## What is expected
The records that follow are to be repeated without alteration.

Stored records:
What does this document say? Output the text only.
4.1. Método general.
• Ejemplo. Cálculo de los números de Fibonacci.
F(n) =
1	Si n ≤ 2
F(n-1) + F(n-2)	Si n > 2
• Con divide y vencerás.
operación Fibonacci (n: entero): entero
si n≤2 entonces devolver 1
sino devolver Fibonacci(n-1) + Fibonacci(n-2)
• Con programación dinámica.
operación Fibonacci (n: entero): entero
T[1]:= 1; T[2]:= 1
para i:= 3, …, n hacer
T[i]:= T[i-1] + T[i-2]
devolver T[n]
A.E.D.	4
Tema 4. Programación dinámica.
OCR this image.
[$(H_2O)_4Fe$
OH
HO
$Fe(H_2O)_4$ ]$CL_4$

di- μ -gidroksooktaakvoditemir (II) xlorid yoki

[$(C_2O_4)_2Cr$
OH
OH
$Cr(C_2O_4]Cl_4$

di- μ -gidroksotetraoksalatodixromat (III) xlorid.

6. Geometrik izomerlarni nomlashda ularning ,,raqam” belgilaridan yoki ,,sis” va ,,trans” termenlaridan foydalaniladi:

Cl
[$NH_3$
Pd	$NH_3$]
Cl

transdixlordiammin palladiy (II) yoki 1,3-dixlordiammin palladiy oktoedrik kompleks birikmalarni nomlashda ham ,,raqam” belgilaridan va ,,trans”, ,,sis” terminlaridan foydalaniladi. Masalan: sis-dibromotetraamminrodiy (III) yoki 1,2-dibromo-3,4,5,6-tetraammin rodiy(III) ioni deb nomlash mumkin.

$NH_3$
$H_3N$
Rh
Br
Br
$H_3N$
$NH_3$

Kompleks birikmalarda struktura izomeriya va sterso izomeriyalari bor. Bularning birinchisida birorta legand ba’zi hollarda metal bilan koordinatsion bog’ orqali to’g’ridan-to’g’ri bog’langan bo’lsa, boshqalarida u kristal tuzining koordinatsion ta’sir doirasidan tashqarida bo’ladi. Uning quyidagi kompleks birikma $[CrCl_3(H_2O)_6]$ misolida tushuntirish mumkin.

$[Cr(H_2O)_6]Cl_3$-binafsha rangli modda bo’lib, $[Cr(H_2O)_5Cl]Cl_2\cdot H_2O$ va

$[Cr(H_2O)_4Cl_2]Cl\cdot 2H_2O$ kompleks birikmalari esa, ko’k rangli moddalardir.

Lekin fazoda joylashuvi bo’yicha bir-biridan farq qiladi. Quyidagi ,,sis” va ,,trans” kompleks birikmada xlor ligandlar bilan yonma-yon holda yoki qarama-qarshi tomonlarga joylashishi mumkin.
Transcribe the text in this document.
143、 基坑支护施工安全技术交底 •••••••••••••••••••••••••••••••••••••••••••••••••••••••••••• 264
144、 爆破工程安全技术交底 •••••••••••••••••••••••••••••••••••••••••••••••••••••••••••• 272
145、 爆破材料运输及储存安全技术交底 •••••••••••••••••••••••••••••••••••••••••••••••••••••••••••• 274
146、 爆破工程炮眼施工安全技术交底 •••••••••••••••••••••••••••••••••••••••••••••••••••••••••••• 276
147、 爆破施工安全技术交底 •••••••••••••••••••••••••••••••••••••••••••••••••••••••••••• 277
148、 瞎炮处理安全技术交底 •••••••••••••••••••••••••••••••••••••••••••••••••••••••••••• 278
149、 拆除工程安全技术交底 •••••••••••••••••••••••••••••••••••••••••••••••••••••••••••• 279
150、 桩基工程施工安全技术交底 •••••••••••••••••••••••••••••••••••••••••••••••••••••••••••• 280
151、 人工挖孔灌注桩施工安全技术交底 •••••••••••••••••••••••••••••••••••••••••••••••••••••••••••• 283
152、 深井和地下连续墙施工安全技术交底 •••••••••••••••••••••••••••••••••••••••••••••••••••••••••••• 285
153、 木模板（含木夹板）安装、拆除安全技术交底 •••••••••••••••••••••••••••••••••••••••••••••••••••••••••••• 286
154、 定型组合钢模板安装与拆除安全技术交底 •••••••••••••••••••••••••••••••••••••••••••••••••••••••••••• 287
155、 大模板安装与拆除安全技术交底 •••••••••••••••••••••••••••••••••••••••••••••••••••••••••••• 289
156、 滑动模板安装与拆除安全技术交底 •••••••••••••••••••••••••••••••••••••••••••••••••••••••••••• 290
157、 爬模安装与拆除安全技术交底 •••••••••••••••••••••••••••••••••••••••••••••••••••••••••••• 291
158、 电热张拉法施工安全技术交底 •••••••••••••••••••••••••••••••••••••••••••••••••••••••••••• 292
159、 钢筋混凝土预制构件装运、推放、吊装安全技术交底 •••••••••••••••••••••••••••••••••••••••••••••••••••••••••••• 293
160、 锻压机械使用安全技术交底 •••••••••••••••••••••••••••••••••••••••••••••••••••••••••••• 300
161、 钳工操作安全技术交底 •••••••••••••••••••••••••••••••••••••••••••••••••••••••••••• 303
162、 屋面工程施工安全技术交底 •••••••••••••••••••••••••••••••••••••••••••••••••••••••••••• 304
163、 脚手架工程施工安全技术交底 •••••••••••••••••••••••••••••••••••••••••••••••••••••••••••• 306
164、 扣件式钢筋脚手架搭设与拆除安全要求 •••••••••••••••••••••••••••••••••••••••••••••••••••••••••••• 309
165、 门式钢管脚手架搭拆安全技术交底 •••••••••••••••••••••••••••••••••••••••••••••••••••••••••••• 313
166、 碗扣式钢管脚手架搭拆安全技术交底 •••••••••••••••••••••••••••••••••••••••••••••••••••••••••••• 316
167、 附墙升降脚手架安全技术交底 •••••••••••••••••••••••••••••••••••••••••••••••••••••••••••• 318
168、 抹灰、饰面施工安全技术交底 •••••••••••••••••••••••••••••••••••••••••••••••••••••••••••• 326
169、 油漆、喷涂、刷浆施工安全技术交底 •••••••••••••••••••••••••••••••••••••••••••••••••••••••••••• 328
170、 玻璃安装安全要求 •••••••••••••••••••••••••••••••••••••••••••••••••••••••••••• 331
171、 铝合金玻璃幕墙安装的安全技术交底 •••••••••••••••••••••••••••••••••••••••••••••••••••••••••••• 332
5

## Correct result
What does this document say? Output the text only.
4.1. Método general.
• Ejemplo. Cálculo de los números de Fibonacci.
F(n) =
1	Si n ≤ 2
F(n-1) + F(n-2)	Si n > 2
• Con divide y vencerás.
operación Fibonacci (n: entero): entero
si n≤2 entonces devolver 1
sino devolver Fibonacci(n-1) + Fibonacci(n-2)
• Con programación dinámica.
operación Fibonacci (n: entero): entero
T[1]:= 1; T[2]:= 1
para i:= 3, …, n hacer
T[i]:= T[i-1] + T[i-2]
devolver T[n]
A.E.D.	4
Tema 4. Programación dinámica.
OCR this image.
[$(H_2O)_4Fe$
OH
HO
$Fe(H_2O)_4$ ]$CL_4$

di- μ -gidroksooktaakvoditemir (II) xlorid yoki

[$(C_2O_4)_2Cr$
OH
OH
$Cr(C_2O_4]Cl_4$

di- μ -gidroksotetraoksalatodixromat (III) xlorid.

6. Geometrik izomerlarni nomlashda ularning ,,raqam” belgilaridan yoki ,,sis” va ,,trans” termenlaridan foydalaniladi:

Cl
[$NH_3$
Pd	$NH_3$]
Cl

transdixlordiammin palladiy (II) yoki 1,3-dixlordiammin palladiy oktoedrik kompleks birikmalarni nomlashda ham ,,raqam” belgilaridan va ,,trans”, ,,sis” terminlaridan foydalaniladi. Masalan: sis-dibromotetraamminrodiy (III) yoki 1,2-dibromo-3,4,5,6-tetraammin rodiy(III) ioni deb nomlash mumkin.

$NH_3$
$H_3N$
Rh
Br
Br
$H_3N$
$NH_3$

Kompleks birikmalarda struktura izomeriya va sterso izomeriyalari bor. Bularning birinchisida birorta legand ba’zi hollarda metal bilan koordinatsion bog’ orqali to’g’ridan-to’g’ri bog’langan bo’lsa, boshqalarida u kristal tuzining koordinatsion ta’sir doirasidan tashqarida bo’ladi. Uning quyidagi kompleks birikma $[CrCl_3(H_2O)_6]$ misolida tushuntirish mumkin.

$[Cr(H_2O)_6]Cl_3$-binafsha rangli modda bo’lib, $[Cr(H_2O)_5Cl]Cl_2\cdot H_2O$ va

$[Cr(H_2O)_4Cl_2]Cl\cdot 2H_2O$ kompleks birikmalari esa, ko’k rangli moddalardir.

Lekin fazoda joylashuvi bo’yicha bir-biridan farq qiladi. Quyidagi ,,sis” va ,,trans” kompleks birikmada xlor ligandlar bilan yonma-yon holda yoki qarama-qarshi tomonlarga joylashishi mumkin.
Transcribe the text in this document.
143、 基坑支护施工安全技术交底 •••••••••••••••••••••••••••••••••••••••••••••••••••••••••••• 264
144、 爆破工程安全技术交底 •••••••••••••••••••••••••••••••••••••••••••••••••••••••••••• 272
145、 爆破材料运输及储存安全技术交底 •••••••••••••••••••••••••••••••••••••••••••••••••••••••••••• 274
146、 爆破工程炮眼施工安全技术交底 •••••••••••••••••••••••••••••••••••••••••••••••••••••••••••• 276
147、 爆破施工安全技术交底 •••••••••••••••••••••••••••••••••••••••••••••••••••••••••••• 277
148、 瞎炮处理安全技术交底 •••••••••••••••••••••••••••••••••••••••••••••••••••••••••••• 278
149、 拆除工程安全技术交底 •••••••••••••••••••••••••••••••••••••••••••••••••••••••••••• 279
150、 桩基工程施工安全技术交底 •••••••••••••••••••••••••••••••••••••••••••••••••••••••••••• 280
151、 人工挖孔灌注桩施工安全技术交底 •••••••••••••••••••••••••••••••••••••••••••••••••••••••••••• 283
152、 深井和地下连续墙施工安全技术交底 •••••••••••••••••••••••••••••••••••••••••••••••••••••••••••• 285
153、 木模板（含木夹板）安装、拆除安全技术交底 •••••••••••••••••••••••••••••••••••••••••••••••••••••••••••• 286
154、 定型组合钢模板安装与拆除安全技术交底 •••••••••••••••••••••••••••••••••••••••••••••••••••••••••••• 287
155、 大模板安装与拆除安全技术交底 •••••••••••••••••••••••••••••••••••••••••••••••••••••••••••• 289
156、 滑动模板安装与拆除安全技术交底 •••••••••••••••••••••••••••••••••••••••••••••••••••••••••••• 290
157、 爬模安装与拆除安全技术交底 •••••••••••••••••••••••••••••••••••••••••••••••••••••••••••• 291
158、 电热张拉法施工安全技术交底 •••••••••••••••••••••••••••••••••••••••••••••••••••••••••••• 292
159、 钢筋混凝土预制构件装运、推放、吊装安全技术交底 •••••••••••••••••••••••••••••••••••••••••••••••••••••••••••• 293
160、 锻压机械使用安全技术交底 •••••••••••••••••••••••••••••••••••••••••••••••••••••••••••• 300
161、 钳工操作安全技术交底 •••••••••••••••••••••••••••••••••••••••••••••••••••••••••••• 303
162、 屋面工程施工安全技术交底 •••••••••••••••••••••••••••••••••••••••••••••••••••••••••••• 304
163、 脚手架工程施工安全技术交底 •••••••••••••••••••••••••••••••••••••••••••••••••••••••••••• 306
164、 扣件式钢筋脚手架搭设与拆除安全要求 •••••••••••••••••••••••••••••••••••••••••••••••••••••••••••• 309
165、 门式钢管脚手架搭拆安全技术交底 •••••••••••••••••••••••••••••••••••••••••••••••••••••••••••• 313
166、 碗扣式钢管脚手架搭拆安全技术交底 •••••••••••••••••••••••••••••••••••••••••••••••••••••••••••• 316
167、 附墙升降脚手架安全技术交底 •••••••••••••••••••••••••••••••••••••••••••••••••••••••••••• 318
168、 抹灰、饰面施工安全技术交底 •••••••••••••••••••••••••••••••••••••••••••••••••••••••••••• 326
169、 油漆、喷涂、刷浆施工安全技术交底 •••••••••••••••••••••••••••••••••••••••••••••••••••••••••••• 328
170、 玻璃安装安全要求 •••••••••••••••••••••••••••••••••••••••••••••••••••••••••••• 331
171、 铝合金玻璃幕墙安装的安全技术交底 •••••••••••••••••••••••••••••••••••••••••••••••••••••••••••• 332
5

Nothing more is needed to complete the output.